Stated problem — Print the listing below exactly.

Source records —
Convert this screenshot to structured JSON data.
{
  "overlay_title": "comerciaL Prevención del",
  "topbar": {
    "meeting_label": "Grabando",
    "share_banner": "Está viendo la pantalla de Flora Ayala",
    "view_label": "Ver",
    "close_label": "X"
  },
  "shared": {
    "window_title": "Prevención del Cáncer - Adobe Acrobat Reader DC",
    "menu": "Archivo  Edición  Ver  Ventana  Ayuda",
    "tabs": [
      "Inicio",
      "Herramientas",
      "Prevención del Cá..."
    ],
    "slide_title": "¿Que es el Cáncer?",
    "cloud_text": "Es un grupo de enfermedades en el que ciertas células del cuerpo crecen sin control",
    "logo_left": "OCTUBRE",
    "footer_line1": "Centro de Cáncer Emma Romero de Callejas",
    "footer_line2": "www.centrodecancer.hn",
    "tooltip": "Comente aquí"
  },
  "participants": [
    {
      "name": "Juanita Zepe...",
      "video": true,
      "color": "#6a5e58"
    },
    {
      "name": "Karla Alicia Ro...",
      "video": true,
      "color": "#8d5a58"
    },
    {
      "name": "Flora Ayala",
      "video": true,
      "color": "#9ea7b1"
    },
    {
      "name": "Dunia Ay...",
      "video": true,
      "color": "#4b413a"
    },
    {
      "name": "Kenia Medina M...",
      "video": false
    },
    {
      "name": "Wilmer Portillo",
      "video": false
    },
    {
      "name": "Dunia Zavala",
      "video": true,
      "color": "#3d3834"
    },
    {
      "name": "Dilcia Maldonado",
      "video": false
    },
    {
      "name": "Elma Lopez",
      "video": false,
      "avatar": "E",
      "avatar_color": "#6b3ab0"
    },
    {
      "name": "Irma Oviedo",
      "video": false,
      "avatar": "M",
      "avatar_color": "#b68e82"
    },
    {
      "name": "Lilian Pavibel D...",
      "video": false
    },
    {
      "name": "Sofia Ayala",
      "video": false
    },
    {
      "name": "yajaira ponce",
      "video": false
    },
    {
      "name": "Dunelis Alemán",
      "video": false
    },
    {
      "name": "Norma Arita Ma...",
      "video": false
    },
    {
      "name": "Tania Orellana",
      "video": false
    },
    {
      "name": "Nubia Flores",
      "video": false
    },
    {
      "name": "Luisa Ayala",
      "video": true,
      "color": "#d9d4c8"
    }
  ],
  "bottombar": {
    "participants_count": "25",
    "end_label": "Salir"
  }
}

Finished answer —
Convert this screenshot to structured JSON data.
{
  "overlay_title": "comerciaL Prevención del",
  "topbar": {
    "meeting_label": "Grabando",
    "share_banner": "Está viendo la pantalla de Flora Ayala",
    "view_label": "Ver",
    "close_label": "X"
  },
  "shared": {
    "window_title": "Prevención del Cáncer - Adobe Acrobat Reader DC",
    "menu": "Archivo  Edición  Ver  Ventana  Ayuda",
    "tabs": [
      "Inicio",
      "Herramientas",
      "Prevención del Cá..."
    ],
    "slide_title": "¿Que es el Cáncer?",
    "cloud_text": "Es un grupo de enfermedades en el que ciertas células del cuerpo crecen sin control",
    "logo_left": "OCTUBRE",
    "footer_line1": "Centro de Cáncer Emma Romero de Callejas",
    "footer_line2": "www.centrodecancer.hn",
    "tooltip": "Comente aquí"
  },
  "participants": [
    {
      "name": "Juanita Zepe...",
      "video": true,
      "color": "#6a5e58"
    },
    {
      "name": "Karla Alicia Ro...",
      "video": true,
      "color": "#8d5a58"
    },
    {
      "name": "Flora Ayala",
      "video": true,
      "color": "#9ea7b1"
    },
    {
      "name": "Dunia Ay...",
      "video": true,
      "color": "#4b413a"
    },
    {
      "name": "Kenia Medina M...",
      "video": false
    },
    {
      "name": "Wilmer Portillo",
      "video": false
    },
    {
      "name": "Dunia Zavala",
      "video": true,
      "color": "#3d3834"
    },
    {
      "name": "Dilcia Maldonado",
      "video": false
    },
    {
      "name": "Elma Lopez",
      "video": false,
      "avatar": "E",
      "avatar_color": "#6b3ab0"
    },
    {
      "name": "Irma Oviedo",
      "video": false,
      "avatar": "M",
      "avatar_color": "#b68e82"
    },
    {
      "name": "Lilian Pavibel D...",
      "video": false
    },
    {
      "name": "Sofia Ayala",
      "video": false
    },
    {
      "name": "yajaira ponce",
      "video": false
    },
    {
      "name": "Dunelis Alemán",
      "video": false
    },
    {
      "name": "Norma Arita Ma...",
      "video": false
    },
    {
      "name": "Tania Orellana",
      "video": false
    },
    {
      "name": "Nubia Flores",
      "video": false
    },
    {
      "name": "Luisa Ayala",
      "video": true,
      "color": "#d9d4c8"
    }
  ],
  "bottombar": {
    "participants_count": "25",
    "end_label": "Salir"
  }
}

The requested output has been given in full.